**What this task involves**. Repeat exactly each line of the data provided below.

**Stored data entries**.
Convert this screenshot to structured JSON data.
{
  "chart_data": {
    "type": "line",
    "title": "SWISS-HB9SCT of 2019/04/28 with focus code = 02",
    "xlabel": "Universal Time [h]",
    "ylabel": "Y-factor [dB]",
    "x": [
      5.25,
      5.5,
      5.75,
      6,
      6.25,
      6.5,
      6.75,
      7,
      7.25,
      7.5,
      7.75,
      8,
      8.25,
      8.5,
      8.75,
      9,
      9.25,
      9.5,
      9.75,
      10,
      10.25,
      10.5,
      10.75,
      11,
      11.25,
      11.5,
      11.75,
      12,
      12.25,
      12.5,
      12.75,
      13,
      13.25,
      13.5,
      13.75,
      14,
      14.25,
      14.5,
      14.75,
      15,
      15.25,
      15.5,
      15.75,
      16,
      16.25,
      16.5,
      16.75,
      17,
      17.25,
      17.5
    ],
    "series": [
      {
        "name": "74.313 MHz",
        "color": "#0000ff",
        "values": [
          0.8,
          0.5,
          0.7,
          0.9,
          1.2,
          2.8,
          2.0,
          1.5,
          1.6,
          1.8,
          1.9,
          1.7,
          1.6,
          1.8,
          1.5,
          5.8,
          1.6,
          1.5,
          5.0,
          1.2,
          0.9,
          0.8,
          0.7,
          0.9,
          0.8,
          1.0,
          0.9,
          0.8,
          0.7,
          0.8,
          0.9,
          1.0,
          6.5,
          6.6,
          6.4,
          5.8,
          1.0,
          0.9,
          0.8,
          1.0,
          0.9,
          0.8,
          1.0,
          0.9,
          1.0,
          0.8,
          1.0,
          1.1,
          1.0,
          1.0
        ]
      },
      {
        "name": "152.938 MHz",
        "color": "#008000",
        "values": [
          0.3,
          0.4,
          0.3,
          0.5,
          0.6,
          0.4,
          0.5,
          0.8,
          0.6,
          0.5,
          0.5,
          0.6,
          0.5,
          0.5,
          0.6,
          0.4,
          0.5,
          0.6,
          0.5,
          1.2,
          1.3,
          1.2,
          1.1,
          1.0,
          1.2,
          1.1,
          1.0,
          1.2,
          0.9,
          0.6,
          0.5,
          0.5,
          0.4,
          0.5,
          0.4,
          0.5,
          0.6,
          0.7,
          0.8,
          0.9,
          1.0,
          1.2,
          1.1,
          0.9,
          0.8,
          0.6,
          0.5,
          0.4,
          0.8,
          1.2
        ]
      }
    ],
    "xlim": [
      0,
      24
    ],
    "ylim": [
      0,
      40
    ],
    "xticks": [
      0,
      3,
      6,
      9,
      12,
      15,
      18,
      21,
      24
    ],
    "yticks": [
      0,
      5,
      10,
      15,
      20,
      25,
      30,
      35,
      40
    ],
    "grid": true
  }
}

**Answer below**.
Convert this screenshot to structured JSON data.
{
  "chart_data": {
    "type": "line",
    "title": "SWISS-HB9SCT of 2019/04/28 with focus code = 02",
    "xlabel": "Universal Time [h]",
    "ylabel": "Y-factor [dB]",
    "x": [
      5.25,
      5.5,
      5.75,
      6,
      6.25,
      6.5,
      6.75,
      7,
      7.25,
      7.5,
      7.75,
      8,
      8.25,
      8.5,
      8.75,
      9,
      9.25,
      9.5,
      9.75,
      10,
      10.25,
      10.5,
      10.75,
      11,
      11.25,
      11.5,
      11.75,
      12,
      12.25,
      12.5,
      12.75,
      13,
      13.25,
      13.5,
      13.75,
      14,
      14.25,
      14.5,
      14.75,
      15,
      15.25,
      15.5,
      15.75,
      16,
      16.25,
      16.5,
      16.75,
      17,
      17.25,
      17.5
    ],
    "series": [
      {
        "name": "74.313 MHz",
        "color": "#0000ff",
        "values": [
          0.8,
          0.5,
          0.7,
          0.9,
          1.2,
          2.8,
          2.0,
          1.5,
          1.6,
          1.8,
          1.9,
          1.7,
          1.6,
          1.8,
          1.5,
          5.8,
          1.6,
          1.5,
          5.0,
          1.2,
          0.9,
          0.8,
          0.7,
          0.9,
          0.8,
          1.0,
          0.9,
          0.8,
          0.7,
          0.8,
          0.9,
          1.0,
          6.5,
          6.6,
          6.4,
          5.8,
          1.0,
          0.9,
          0.8,
          1.0,
          0.9,
          0.8,
          1.0,
          0.9,
          1.0,
          0.8,
          1.0,
          1.1,
          1.0,
          1.0
        ]
      },
      {
        "name": "152.938 MHz",
        "color": "#008000",
        "values": [
          0.3,
          0.4,
          0.3,
          0.5,
          0.6,
          0.4,
          0.5,
          0.8,
          0.6,
          0.5,
          0.5,
          0.6,
          0.5,
          0.5,
          0.6,
          0.4,
          0.5,
          0.6,
          0.5,
          1.2,
          1.3,
          1.2,
          1.1,
          1.0,
          1.2,
          1.1,
          1.0,
          1.2,
          0.9,
          0.6,
          0.5,
          0.5,
          0.4,
          0.5,
          0.4,
          0.5,
          0.6,
          0.7,
          0.8,
          0.9,
          1.0,
          1.2,
          1.1,
          0.9,
          0.8,
          0.6,
          0.5,
          0.4,
          0.8,
          1.2
        ]
      }
    ],
    "xlim": [
      0,
      24
    ],
    "ylim": [
      0,
      40
    ],
    "xticks": [
      0,
      3,
      6,
      9,
      12,
      15,
      18,
      21,
      24
    ],
    "yticks": [
      0,
      5,
      10,
      15,
      20,
      25,
      30,
      35,
      40
    ],
    "grid": true
  }
}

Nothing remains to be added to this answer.